*EXERCISE INSTRUCTIONS*
Check each line below for the word "Contact" and give the number of lines that have it, nothing more.

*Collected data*

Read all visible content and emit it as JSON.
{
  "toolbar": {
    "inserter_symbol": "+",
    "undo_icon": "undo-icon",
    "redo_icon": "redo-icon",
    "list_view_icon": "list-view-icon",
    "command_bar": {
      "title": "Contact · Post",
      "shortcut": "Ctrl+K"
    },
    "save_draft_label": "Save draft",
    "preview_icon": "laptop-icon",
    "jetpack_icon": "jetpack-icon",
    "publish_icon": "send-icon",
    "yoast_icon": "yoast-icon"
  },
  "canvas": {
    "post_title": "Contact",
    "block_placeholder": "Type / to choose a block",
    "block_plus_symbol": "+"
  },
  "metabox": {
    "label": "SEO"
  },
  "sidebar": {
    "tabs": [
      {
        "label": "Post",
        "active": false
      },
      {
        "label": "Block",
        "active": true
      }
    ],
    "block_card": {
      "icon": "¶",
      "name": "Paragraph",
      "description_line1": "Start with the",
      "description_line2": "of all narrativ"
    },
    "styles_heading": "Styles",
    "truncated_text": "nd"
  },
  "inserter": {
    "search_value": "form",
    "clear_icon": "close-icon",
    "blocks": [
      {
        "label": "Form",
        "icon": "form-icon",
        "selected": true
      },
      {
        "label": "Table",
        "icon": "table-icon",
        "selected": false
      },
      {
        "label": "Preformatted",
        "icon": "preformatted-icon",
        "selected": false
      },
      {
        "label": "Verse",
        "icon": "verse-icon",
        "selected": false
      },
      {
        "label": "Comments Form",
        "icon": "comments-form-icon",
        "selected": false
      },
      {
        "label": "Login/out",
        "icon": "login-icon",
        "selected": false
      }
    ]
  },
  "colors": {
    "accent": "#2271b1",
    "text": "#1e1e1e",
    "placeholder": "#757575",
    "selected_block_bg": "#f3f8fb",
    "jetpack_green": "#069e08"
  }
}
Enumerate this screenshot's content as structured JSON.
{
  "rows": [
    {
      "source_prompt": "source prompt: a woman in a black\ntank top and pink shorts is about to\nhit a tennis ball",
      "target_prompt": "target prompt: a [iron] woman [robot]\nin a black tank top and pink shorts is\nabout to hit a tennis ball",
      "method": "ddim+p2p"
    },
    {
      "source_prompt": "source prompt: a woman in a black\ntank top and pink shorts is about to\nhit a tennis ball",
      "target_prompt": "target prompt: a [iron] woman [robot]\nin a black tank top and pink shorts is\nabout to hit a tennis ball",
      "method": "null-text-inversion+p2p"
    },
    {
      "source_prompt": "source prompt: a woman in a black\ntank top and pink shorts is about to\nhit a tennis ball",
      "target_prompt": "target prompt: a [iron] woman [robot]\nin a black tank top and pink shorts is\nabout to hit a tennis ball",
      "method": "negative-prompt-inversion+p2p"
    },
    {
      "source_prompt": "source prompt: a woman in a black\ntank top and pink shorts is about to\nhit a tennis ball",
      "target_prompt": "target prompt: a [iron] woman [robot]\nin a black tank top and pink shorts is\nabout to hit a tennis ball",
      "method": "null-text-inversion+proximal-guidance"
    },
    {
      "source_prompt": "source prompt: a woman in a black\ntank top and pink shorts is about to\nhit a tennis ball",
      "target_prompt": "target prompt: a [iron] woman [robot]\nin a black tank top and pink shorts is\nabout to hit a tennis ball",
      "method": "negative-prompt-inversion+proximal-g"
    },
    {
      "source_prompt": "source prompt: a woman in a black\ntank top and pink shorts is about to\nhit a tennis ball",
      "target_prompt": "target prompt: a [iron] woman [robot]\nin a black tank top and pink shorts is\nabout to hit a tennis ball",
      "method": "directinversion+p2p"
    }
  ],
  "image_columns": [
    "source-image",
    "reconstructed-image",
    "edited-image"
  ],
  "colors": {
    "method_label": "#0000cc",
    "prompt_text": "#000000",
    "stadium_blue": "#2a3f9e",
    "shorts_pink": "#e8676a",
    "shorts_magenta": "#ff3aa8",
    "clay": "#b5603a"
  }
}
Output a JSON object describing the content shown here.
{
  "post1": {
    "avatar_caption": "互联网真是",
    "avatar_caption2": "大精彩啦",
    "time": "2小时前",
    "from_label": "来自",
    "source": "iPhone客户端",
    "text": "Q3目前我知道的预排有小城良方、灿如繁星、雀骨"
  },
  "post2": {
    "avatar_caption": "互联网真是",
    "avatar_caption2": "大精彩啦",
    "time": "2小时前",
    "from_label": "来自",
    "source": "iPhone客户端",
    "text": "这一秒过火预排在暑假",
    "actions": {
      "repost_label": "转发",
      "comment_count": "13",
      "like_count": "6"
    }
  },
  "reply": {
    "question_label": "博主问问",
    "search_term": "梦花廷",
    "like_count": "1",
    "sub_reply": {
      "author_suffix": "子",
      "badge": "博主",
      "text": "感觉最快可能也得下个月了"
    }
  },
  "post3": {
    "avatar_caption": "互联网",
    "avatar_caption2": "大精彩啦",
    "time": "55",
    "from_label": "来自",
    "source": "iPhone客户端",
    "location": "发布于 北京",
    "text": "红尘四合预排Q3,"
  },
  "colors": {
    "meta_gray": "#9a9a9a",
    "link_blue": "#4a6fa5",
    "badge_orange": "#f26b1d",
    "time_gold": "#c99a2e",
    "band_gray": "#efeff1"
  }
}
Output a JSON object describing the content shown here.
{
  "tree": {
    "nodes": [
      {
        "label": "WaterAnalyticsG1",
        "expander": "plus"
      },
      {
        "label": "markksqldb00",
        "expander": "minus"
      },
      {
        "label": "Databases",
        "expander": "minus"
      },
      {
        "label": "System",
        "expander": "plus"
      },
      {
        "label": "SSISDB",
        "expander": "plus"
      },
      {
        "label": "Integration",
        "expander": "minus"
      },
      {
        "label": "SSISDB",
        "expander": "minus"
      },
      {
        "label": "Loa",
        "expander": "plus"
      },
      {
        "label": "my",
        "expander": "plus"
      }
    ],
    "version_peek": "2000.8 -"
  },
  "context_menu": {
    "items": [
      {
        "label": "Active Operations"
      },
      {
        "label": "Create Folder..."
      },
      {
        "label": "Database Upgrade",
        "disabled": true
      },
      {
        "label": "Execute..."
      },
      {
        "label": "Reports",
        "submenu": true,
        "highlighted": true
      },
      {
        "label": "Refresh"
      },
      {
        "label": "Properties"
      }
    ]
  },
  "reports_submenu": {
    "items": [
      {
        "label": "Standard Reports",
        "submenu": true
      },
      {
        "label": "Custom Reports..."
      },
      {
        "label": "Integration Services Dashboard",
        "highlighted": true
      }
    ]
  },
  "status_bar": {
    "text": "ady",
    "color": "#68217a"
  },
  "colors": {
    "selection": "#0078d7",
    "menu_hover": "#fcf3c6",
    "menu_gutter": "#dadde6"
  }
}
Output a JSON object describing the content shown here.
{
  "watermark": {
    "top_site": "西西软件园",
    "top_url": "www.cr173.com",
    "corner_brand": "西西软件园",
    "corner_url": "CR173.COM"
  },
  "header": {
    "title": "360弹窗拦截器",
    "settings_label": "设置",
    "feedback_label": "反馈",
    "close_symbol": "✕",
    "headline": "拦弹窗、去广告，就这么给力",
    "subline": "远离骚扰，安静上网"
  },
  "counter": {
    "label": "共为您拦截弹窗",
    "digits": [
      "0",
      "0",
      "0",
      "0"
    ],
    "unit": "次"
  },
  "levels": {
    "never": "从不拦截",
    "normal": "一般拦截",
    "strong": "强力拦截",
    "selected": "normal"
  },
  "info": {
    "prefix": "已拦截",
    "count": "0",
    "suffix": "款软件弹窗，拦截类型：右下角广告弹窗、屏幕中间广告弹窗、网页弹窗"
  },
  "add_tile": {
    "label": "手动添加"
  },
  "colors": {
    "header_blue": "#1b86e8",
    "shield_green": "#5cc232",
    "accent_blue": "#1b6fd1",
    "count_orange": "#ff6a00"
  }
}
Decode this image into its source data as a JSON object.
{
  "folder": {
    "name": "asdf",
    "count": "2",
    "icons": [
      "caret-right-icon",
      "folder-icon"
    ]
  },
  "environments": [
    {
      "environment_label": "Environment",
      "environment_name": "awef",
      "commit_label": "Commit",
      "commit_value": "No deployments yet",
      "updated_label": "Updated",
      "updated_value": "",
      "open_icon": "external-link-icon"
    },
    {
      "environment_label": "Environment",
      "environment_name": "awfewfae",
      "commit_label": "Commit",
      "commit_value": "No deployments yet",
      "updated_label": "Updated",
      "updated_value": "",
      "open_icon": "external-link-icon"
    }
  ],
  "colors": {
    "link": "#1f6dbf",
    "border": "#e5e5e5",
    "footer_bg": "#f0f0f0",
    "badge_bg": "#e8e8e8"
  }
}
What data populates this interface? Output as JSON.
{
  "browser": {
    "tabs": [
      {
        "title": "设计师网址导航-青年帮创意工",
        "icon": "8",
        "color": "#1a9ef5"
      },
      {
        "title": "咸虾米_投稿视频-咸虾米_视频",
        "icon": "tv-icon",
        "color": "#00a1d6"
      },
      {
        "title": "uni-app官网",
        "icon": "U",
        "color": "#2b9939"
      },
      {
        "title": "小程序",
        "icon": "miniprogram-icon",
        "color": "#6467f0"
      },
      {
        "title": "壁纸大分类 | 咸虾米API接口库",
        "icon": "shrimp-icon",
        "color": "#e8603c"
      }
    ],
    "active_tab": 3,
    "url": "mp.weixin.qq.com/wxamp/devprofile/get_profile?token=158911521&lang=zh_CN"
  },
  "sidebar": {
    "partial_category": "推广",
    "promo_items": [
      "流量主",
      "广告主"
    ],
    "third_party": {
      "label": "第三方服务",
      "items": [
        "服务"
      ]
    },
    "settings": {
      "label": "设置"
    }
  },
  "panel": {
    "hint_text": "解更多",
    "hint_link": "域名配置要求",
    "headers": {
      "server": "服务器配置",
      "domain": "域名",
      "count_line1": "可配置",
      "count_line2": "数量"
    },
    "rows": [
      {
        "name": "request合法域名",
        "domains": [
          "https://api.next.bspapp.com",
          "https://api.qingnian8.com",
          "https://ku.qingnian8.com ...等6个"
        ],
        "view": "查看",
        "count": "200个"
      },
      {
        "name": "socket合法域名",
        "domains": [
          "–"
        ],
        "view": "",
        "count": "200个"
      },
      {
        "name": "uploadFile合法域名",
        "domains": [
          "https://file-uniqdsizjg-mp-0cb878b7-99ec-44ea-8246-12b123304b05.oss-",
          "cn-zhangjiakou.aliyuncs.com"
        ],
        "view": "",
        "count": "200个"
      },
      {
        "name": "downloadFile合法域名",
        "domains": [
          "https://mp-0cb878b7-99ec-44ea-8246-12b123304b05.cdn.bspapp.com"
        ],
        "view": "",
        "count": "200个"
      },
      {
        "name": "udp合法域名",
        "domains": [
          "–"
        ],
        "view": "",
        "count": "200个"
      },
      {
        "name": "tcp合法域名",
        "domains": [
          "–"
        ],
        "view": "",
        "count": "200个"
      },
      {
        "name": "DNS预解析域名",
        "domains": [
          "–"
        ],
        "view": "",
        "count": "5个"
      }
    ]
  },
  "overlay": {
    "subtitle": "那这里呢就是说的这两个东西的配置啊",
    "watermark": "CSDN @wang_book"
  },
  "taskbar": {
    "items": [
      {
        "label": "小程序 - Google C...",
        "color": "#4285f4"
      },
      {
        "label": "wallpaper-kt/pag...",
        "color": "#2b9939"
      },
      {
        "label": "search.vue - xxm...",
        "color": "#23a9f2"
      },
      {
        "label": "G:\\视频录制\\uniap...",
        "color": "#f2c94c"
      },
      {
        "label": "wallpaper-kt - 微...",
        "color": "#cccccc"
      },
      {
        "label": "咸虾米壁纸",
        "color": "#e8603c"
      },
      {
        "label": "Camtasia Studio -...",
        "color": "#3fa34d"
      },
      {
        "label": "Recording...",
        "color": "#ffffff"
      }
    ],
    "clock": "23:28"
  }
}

*SOLUTION*
2